>> BEGIN RECORDS FOR THIS EXERCISE

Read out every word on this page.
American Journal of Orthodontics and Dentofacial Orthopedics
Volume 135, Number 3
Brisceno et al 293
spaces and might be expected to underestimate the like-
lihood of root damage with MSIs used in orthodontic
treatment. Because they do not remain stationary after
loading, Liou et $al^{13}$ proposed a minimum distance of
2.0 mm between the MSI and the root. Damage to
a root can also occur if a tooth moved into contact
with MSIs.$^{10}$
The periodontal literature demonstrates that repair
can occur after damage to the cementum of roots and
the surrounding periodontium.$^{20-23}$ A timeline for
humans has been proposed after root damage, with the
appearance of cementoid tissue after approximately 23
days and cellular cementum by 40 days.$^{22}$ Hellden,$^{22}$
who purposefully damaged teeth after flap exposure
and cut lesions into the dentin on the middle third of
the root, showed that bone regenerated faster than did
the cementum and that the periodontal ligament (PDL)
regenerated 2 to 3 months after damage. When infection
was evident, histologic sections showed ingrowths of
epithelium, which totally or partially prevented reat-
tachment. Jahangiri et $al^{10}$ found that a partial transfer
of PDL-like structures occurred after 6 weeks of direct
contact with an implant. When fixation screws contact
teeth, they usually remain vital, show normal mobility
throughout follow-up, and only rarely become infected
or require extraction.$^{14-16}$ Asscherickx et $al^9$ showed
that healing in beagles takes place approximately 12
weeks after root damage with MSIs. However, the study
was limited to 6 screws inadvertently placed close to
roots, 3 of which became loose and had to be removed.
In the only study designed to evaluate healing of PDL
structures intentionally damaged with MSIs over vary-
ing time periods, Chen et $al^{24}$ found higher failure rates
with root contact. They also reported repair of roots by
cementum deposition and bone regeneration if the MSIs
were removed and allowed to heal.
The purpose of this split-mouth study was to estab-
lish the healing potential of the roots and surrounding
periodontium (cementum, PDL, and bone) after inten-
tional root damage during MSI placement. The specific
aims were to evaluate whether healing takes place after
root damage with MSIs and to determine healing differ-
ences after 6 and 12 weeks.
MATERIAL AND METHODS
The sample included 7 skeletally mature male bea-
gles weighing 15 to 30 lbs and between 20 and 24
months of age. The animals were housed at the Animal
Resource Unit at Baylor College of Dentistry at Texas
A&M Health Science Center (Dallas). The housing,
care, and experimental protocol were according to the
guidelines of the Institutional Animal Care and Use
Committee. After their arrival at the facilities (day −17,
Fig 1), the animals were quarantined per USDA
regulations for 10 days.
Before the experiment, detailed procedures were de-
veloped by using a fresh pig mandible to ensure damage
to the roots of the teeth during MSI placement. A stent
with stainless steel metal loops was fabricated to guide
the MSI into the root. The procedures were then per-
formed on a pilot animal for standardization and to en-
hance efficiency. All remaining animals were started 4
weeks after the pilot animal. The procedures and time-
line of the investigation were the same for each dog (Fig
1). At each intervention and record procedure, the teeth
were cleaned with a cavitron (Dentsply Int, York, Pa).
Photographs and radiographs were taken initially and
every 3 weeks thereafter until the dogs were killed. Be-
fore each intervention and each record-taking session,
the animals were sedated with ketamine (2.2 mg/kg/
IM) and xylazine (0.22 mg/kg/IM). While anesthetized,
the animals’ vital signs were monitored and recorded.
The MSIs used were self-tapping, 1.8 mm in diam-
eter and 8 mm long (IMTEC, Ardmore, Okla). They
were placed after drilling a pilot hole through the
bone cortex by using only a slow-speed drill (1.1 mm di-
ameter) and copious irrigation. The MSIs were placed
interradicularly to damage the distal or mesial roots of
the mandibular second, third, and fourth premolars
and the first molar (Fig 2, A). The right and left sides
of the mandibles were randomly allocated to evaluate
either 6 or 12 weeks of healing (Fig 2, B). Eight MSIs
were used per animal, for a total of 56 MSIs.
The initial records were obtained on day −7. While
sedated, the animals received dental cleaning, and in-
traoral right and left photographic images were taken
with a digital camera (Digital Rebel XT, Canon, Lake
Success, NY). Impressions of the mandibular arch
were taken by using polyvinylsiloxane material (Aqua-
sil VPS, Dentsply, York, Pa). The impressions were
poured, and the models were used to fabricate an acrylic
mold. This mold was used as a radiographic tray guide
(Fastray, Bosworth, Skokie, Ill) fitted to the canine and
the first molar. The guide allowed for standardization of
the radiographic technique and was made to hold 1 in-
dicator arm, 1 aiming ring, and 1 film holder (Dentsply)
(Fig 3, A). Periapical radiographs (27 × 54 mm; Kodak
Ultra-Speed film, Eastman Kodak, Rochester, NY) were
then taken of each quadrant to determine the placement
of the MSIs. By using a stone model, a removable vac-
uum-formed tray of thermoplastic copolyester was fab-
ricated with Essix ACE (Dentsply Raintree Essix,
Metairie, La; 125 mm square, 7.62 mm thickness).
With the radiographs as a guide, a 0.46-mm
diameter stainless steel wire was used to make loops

>> END RECORDS FOR THIS EXERCISE

--- GIVEN TASK ---
Output every line above without altering anything.

--- OUTPUT ---
Read out every word on this page.
American Journal of Orthodontics and Dentofacial Orthopedics
Volume 135, Number 3
Brisceno et al 293
spaces and might be expected to underestimate the like-
lihood of root damage with MSIs used in orthodontic
treatment. Because they do not remain stationary after
loading, Liou et $al^{13}$ proposed a minimum distance of
2.0 mm between the MSI and the root. Damage to
a root can also occur if a tooth moved into contact
with MSIs.$^{10}$
The periodontal literature demonstrates that repair
can occur after damage to the cementum of roots and
the surrounding periodontium.$^{20-23}$ A timeline for
humans has been proposed after root damage, with the
appearance of cementoid tissue after approximately 23
days and cellular cementum by 40 days.$^{22}$ Hellden,$^{22}$
who purposefully damaged teeth after flap exposure
and cut lesions into the dentin on the middle third of
the root, showed that bone regenerated faster than did
the cementum and that the periodontal ligament (PDL)
regenerated 2 to 3 months after damage. When infection
was evident, histologic sections showed ingrowths of
epithelium, which totally or partially prevented reat-
tachment. Jahangiri et $al^{10}$ found that a partial transfer
of PDL-like structures occurred after 6 weeks of direct
contact with an implant. When fixation screws contact
teeth, they usually remain vital, show normal mobility
throughout follow-up, and only rarely become infected
or require extraction.$^{14-16}$ Asscherickx et $al^9$ showed
that healing in beagles takes place approximately 12
weeks after root damage with MSIs. However, the study
was limited to 6 screws inadvertently placed close to
roots, 3 of which became loose and had to be removed.
In the only study designed to evaluate healing of PDL
structures intentionally damaged with MSIs over vary-
ing time periods, Chen et $al^{24}$ found higher failure rates
with root contact. They also reported repair of roots by
cementum deposition and bone regeneration if the MSIs
were removed and allowed to heal.
The purpose of this split-mouth study was to estab-
lish the healing potential of the roots and surrounding
periodontium (cementum, PDL, and bone) after inten-
tional root damage during MSI placement. The specific
aims were to evaluate whether healing takes place after
root damage with MSIs and to determine healing differ-
ences after 6 and 12 weeks.
MATERIAL AND METHODS
The sample included 7 skeletally mature male bea-
gles weighing 15 to 30 lbs and between 20 and 24
months of age. The animals were housed at the Animal
Resource Unit at Baylor College of Dentistry at Texas
A&M Health Science Center (Dallas). The housing,
care, and experimental protocol were according to the
guidelines of the Institutional Animal Care and Use
Committee. After their arrival at the facilities (day −17,
Fig 1), the animals were quarantined per USDA
regulations for 10 days.
Before the experiment, detailed procedures were de-
veloped by using a fresh pig mandible to ensure damage
to the roots of the teeth during MSI placement. A stent
with stainless steel metal loops was fabricated to guide
the MSI into the root. The procedures were then per-
formed on a pilot animal for standardization and to en-
hance efficiency. All remaining animals were started 4
weeks after the pilot animal. The procedures and time-
line of the investigation were the same for each dog (Fig
1). At each intervention and record procedure, the teeth
were cleaned with a cavitron (Dentsply Int, York, Pa).
Photographs and radiographs were taken initially and
every 3 weeks thereafter until the dogs were killed. Be-
fore each intervention and each record-taking session,
the animals were sedated with ketamine (2.2 mg/kg/
IM) and xylazine (0.22 mg/kg/IM). While anesthetized,
the animals’ vital signs were monitored and recorded.
The MSIs used were self-tapping, 1.8 mm in diam-
eter and 8 mm long (IMTEC, Ardmore, Okla). They
were placed after drilling a pilot hole through the
bone cortex by using only a slow-speed drill (1.1 mm di-
ameter) and copious irrigation. The MSIs were placed
interradicularly to damage the distal or mesial roots of
the mandibular second, third, and fourth premolars
and the first molar (Fig 2, A). The right and left sides
of the mandibles were randomly allocated to evaluate
either 6 or 12 weeks of healing (Fig 2, B). Eight MSIs
were used per animal, for a total of 56 MSIs.
The initial records were obtained on day −7. While
sedated, the animals received dental cleaning, and in-
traoral right and left photographic images were taken
with a digital camera (Digital Rebel XT, Canon, Lake
Success, NY). Impressions of the mandibular arch
were taken by using polyvinylsiloxane material (Aqua-
sil VPS, Dentsply, York, Pa). The impressions were
poured, and the models were used to fabricate an acrylic
mold. This mold was used as a radiographic tray guide
(Fastray, Bosworth, Skokie, Ill) fitted to the canine and
the first molar. The guide allowed for standardization of
the radiographic technique and was made to hold 1 in-
dicator arm, 1 aiming ring, and 1 film holder (Dentsply)
(Fig 3, A). Periapical radiographs (27 × 54 mm; Kodak
Ultra-Speed film, Eastman Kodak, Rochester, NY) were
then taken of each quadrant to determine the placement
of the MSIs. By using a stone model, a removable vac-
uum-formed tray of thermoplastic copolyester was fab-
ricated with Essix ACE (Dentsply Raintree Essix,
Metairie, La; 125 mm square, 7.62 mm thickness).
With the radiographs as a guide, a 0.46-mm
diameter stainless steel wire was used to make loops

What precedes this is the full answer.